[Figure record extracts]
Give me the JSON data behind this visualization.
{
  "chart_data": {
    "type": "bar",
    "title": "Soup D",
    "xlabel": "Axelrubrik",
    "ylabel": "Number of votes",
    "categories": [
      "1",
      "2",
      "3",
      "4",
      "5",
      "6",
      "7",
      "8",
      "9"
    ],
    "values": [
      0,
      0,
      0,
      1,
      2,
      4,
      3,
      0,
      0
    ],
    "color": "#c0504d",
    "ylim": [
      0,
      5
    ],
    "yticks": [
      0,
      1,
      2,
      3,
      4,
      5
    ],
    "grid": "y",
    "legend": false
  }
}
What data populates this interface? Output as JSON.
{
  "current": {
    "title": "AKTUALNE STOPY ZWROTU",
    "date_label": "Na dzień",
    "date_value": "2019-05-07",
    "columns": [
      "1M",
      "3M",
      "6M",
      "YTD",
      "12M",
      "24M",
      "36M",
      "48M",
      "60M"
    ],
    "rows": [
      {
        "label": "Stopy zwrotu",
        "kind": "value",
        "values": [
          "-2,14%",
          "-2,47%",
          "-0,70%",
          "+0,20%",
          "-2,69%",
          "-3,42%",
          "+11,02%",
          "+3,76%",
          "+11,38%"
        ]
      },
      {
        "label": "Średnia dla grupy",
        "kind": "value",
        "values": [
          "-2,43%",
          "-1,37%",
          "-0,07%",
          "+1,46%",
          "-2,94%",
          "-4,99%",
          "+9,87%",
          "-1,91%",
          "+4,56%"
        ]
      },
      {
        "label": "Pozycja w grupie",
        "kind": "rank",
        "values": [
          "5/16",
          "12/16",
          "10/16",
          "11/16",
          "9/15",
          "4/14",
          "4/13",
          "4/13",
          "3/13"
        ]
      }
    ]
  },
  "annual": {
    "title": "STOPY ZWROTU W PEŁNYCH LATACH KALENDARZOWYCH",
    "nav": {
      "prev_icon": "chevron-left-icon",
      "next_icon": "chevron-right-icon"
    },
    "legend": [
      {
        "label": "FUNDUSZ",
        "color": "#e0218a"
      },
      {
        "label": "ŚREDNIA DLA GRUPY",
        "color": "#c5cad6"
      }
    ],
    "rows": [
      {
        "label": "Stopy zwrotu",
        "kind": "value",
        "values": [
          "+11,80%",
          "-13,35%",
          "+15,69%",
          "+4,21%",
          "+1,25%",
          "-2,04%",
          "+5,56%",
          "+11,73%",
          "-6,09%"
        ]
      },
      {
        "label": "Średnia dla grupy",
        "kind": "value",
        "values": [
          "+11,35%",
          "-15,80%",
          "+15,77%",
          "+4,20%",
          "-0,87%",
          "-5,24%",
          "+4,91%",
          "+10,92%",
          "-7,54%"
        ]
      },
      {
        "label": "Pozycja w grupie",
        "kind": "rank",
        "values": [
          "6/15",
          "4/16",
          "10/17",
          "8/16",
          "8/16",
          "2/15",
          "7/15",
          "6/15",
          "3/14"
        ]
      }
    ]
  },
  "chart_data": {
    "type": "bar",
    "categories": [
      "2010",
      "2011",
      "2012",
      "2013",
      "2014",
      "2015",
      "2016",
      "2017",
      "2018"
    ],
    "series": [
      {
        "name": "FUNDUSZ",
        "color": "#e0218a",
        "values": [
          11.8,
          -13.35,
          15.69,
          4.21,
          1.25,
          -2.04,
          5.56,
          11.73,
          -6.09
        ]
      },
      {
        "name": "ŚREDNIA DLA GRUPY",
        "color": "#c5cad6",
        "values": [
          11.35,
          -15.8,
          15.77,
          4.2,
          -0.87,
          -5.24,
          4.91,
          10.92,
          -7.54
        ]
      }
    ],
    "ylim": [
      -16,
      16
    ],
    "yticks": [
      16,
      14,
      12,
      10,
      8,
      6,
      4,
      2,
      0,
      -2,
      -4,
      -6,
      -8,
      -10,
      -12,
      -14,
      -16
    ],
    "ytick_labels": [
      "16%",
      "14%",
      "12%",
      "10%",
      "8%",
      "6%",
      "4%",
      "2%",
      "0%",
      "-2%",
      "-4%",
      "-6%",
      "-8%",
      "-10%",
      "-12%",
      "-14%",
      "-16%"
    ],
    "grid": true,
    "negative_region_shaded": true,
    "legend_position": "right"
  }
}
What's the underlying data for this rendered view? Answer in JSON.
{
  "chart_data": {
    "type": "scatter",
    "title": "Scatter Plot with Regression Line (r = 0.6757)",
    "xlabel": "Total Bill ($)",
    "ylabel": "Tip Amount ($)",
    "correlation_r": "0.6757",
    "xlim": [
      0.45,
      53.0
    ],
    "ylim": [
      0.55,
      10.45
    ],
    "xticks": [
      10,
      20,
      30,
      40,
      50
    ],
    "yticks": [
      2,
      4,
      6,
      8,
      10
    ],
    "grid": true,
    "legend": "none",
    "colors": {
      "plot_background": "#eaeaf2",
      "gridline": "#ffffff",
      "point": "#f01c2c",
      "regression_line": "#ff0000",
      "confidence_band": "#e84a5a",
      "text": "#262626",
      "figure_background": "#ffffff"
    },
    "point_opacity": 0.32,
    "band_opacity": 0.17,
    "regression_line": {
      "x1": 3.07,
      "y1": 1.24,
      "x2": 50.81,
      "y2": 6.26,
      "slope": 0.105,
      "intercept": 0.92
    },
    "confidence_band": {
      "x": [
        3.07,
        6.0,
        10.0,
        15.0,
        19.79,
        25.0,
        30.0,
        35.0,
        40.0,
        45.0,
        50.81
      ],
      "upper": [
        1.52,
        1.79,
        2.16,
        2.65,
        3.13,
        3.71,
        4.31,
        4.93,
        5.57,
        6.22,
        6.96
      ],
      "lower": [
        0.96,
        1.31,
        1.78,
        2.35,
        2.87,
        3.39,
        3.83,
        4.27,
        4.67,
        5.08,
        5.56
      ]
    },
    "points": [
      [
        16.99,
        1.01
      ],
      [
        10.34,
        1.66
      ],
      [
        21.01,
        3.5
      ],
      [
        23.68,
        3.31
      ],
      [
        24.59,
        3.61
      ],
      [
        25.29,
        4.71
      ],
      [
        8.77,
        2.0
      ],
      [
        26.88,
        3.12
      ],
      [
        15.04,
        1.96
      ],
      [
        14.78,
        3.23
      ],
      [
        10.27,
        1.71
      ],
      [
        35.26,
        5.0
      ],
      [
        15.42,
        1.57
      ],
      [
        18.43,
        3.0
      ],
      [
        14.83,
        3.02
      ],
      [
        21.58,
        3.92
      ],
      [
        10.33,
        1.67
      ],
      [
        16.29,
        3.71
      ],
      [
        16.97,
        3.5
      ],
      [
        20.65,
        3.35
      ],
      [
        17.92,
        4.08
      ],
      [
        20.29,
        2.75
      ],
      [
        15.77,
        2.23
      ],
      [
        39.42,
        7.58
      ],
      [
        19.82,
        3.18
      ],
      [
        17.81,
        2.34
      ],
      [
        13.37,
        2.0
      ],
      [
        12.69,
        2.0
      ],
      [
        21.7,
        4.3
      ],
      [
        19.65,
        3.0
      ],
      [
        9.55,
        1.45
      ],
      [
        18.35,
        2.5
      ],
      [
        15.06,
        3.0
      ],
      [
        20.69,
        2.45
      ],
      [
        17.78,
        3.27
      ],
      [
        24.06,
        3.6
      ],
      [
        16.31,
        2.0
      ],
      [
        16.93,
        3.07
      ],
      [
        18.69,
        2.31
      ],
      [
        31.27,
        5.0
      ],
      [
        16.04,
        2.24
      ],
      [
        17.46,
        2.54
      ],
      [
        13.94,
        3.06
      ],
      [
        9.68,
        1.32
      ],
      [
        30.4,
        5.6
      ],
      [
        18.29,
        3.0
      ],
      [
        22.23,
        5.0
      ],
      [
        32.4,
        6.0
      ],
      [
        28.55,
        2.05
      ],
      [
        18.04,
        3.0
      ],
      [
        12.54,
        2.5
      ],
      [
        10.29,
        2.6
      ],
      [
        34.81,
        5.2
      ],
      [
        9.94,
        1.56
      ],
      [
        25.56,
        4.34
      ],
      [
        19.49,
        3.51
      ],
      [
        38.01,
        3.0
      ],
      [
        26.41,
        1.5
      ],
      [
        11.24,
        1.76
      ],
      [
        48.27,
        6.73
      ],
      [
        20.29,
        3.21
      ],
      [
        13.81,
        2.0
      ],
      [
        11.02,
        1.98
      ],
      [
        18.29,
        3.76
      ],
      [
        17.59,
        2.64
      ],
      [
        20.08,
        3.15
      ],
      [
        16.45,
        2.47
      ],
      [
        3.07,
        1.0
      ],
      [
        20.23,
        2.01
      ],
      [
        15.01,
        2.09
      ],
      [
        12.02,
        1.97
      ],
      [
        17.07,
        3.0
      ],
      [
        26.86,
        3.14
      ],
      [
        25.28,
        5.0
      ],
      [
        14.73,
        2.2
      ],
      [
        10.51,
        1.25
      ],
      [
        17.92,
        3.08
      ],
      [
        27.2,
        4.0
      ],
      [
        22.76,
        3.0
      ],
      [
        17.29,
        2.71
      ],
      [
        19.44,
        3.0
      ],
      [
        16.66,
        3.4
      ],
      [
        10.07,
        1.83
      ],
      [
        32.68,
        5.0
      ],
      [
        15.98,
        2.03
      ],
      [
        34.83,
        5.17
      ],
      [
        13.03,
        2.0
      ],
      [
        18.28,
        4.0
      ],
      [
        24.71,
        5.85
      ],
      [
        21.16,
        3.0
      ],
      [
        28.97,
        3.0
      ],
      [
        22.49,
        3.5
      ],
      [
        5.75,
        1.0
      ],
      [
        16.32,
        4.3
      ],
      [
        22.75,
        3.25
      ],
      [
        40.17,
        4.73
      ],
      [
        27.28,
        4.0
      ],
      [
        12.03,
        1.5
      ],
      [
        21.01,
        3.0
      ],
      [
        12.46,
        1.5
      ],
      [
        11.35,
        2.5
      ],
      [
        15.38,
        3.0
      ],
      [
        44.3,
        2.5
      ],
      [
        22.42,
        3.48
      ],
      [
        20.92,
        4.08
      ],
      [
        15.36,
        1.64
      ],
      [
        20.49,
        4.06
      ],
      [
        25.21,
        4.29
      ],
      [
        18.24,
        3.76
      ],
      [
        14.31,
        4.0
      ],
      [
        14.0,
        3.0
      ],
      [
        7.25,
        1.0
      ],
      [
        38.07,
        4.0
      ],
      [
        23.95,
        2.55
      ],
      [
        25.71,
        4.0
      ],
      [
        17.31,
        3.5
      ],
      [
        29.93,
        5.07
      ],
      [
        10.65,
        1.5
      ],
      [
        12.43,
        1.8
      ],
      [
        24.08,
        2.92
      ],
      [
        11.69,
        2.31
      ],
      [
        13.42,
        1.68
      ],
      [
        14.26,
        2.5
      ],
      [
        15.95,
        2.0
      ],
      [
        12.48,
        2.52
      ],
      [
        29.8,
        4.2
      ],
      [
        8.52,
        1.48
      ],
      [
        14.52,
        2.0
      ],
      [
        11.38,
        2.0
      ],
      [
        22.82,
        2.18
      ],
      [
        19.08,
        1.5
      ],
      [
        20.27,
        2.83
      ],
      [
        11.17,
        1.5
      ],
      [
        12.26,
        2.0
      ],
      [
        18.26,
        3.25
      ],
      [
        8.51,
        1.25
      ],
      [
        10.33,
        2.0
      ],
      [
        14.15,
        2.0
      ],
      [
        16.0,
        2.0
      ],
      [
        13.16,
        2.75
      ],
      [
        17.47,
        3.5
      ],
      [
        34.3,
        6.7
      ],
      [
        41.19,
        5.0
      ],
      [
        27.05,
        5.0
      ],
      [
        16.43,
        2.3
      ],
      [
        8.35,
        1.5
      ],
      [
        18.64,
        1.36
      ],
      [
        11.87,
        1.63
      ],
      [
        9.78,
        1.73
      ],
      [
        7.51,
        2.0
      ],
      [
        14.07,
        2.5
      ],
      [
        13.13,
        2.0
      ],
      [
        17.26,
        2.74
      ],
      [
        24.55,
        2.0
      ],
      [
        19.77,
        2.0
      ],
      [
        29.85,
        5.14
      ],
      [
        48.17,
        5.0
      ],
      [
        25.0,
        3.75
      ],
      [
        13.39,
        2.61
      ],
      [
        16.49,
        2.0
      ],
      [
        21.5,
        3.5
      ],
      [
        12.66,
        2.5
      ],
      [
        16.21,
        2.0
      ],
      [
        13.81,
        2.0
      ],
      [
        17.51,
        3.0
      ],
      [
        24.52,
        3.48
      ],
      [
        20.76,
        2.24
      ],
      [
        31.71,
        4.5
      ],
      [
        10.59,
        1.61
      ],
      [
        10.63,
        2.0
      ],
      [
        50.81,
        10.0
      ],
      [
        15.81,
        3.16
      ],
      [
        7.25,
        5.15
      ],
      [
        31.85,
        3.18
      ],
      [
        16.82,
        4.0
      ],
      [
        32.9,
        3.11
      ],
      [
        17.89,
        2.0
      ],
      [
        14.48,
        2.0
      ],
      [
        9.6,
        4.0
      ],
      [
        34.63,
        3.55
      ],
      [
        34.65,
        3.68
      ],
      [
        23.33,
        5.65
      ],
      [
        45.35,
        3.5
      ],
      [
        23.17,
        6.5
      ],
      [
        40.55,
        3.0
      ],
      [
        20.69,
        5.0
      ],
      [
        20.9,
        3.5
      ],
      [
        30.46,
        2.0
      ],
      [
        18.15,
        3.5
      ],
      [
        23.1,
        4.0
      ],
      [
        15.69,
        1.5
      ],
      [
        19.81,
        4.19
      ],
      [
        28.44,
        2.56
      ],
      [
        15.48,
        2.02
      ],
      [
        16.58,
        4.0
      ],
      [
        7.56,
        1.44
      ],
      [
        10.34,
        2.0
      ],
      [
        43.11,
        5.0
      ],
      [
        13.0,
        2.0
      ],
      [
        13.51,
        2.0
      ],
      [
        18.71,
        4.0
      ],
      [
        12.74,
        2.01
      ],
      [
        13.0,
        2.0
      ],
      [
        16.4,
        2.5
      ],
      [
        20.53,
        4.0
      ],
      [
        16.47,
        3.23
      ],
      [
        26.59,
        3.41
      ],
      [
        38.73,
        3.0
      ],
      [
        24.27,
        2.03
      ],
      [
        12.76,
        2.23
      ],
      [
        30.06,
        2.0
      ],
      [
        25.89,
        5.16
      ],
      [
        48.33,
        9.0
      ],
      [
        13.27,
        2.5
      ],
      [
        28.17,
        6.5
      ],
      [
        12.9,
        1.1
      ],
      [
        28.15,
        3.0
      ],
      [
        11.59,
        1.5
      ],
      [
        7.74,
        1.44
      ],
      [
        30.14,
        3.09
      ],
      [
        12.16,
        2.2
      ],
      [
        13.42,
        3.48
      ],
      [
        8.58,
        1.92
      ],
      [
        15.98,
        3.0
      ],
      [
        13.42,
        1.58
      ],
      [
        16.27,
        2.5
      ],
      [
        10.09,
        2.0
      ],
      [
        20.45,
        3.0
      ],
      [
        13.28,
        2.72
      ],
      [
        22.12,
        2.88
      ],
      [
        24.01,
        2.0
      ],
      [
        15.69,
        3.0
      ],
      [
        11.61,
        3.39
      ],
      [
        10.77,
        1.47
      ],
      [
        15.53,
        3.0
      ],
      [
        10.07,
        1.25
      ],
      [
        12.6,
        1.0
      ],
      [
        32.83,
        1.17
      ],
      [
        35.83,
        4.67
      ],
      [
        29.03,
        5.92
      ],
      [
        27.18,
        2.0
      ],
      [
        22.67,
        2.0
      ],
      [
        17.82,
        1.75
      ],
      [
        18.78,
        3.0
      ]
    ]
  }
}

◆ Short task
Only the number is wanted: count the lines of the records that hold the word "ylabel".

◆ Task result
2